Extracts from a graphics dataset
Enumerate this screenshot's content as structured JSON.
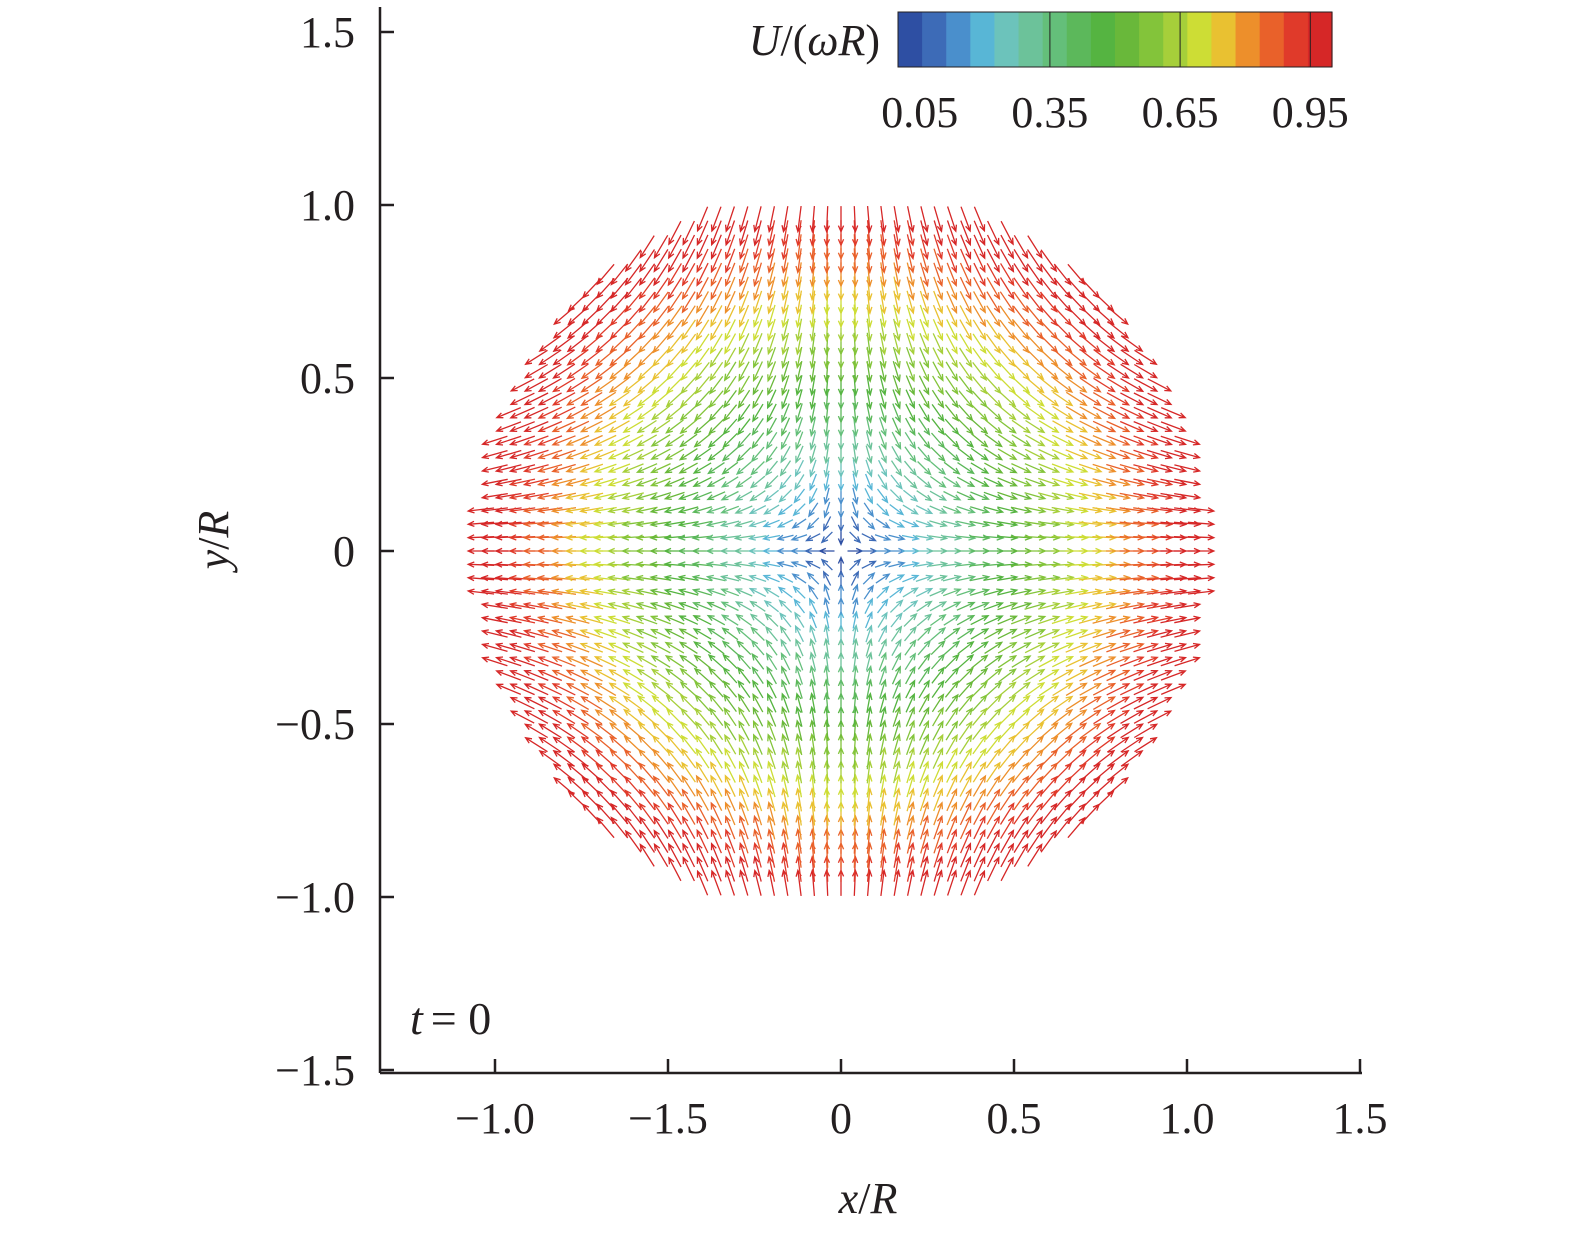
{
  "chart_data": {
    "type": "vector-field",
    "xlabel_var": "x",
    "xlabel_unit": "R",
    "ylabel_var": "y",
    "ylabel_unit": "R",
    "x_ticks": [
      "−1.0",
      "−1.5",
      "0",
      "0.5",
      "1.0",
      "1.5"
    ],
    "y_ticks": [
      "1.5",
      "1.0",
      "0.5",
      "0",
      "−0.5",
      "−1.0",
      "−1.5"
    ],
    "xlim": [
      -1.5,
      1.5
    ],
    "ylim": [
      -1.5,
      1.5
    ],
    "annotation_var": "t",
    "annotation_value": "= 0",
    "colorbar": {
      "label_var1": "U",
      "label_mid": "/(",
      "label_omega": "ω",
      "label_var2": "R",
      "label_close": ")",
      "tick_labels": [
        "0.05",
        "0.35",
        "0.65",
        "0.95"
      ],
      "tick_values": [
        0.05,
        0.35,
        0.65,
        0.95
      ],
      "range": [
        0.0,
        1.0
      ],
      "colors": [
        "#2e4fa3",
        "#3d6bb7",
        "#4a8fcc",
        "#58b6d6",
        "#6cc3bb",
        "#6cc29a",
        "#64bf7a",
        "#5cb85b",
        "#55b441",
        "#69b83a",
        "#83c43a",
        "#a6cf3a",
        "#cddd35",
        "#e9c131",
        "#ed8f2b",
        "#e9612a",
        "#e03a2a",
        "#d62727"
      ]
    },
    "field": {
      "description_free": true,
      "form": "u = x, v = -y (hyperbolic strain)",
      "region": "octagonal",
      "grid_spacing": 0.04,
      "speed_max": 1.0
    }
  }
}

→ Your task:
Transcribe the material exactly, keeping every word and none of the pictures.

→ Exercise output:
Enumerate this screenshot's content as structured JSON.
{
  "chart_data": {
    "type": "vector-field",
    "xlabel_var": "x",
    "xlabel_unit": "R",
    "ylabel_var": "y",
    "ylabel_unit": "R",
    "x_ticks": [
      "−1.0",
      "−1.5",
      "0",
      "0.5",
      "1.0",
      "1.5"
    ],
    "y_ticks": [
      "1.5",
      "1.0",
      "0.5",
      "0",
      "−0.5",
      "−1.0",
      "−1.5"
    ],
    "xlim": [
      -1.5,
      1.5
    ],
    "ylim": [
      -1.5,
      1.5
    ],
    "annotation_var": "t",
    "annotation_value": "= 0",
    "colorbar": {
      "label_var1": "U",
      "label_mid": "/(",
      "label_omega": "ω",
      "label_var2": "R",
      "label_close": ")",
      "tick_labels": [
        "0.05",
        "0.35",
        "0.65",
        "0.95"
      ],
      "tick_values": [
        0.05,
        0.35,
        0.65,
        0.95
      ],
      "range": [
        0.0,
        1.0
      ],
      "colors": [
        "#2e4fa3",
        "#3d6bb7",
        "#4a8fcc",
        "#58b6d6",
        "#6cc3bb",
        "#6cc29a",
        "#64bf7a",
        "#5cb85b",
        "#55b441",
        "#69b83a",
        "#83c43a",
        "#a6cf3a",
        "#cddd35",
        "#e9c131",
        "#ed8f2b",
        "#e9612a",
        "#e03a2a",
        "#d62727"
      ]
    },
    "field": {
      "description_free": true,
      "form": "u = x, v = -y (hyperbolic strain)",
      "region": "octagonal",
      "grid_spacing": 0.04,
      "speed_max": 1.0
    }
  }
}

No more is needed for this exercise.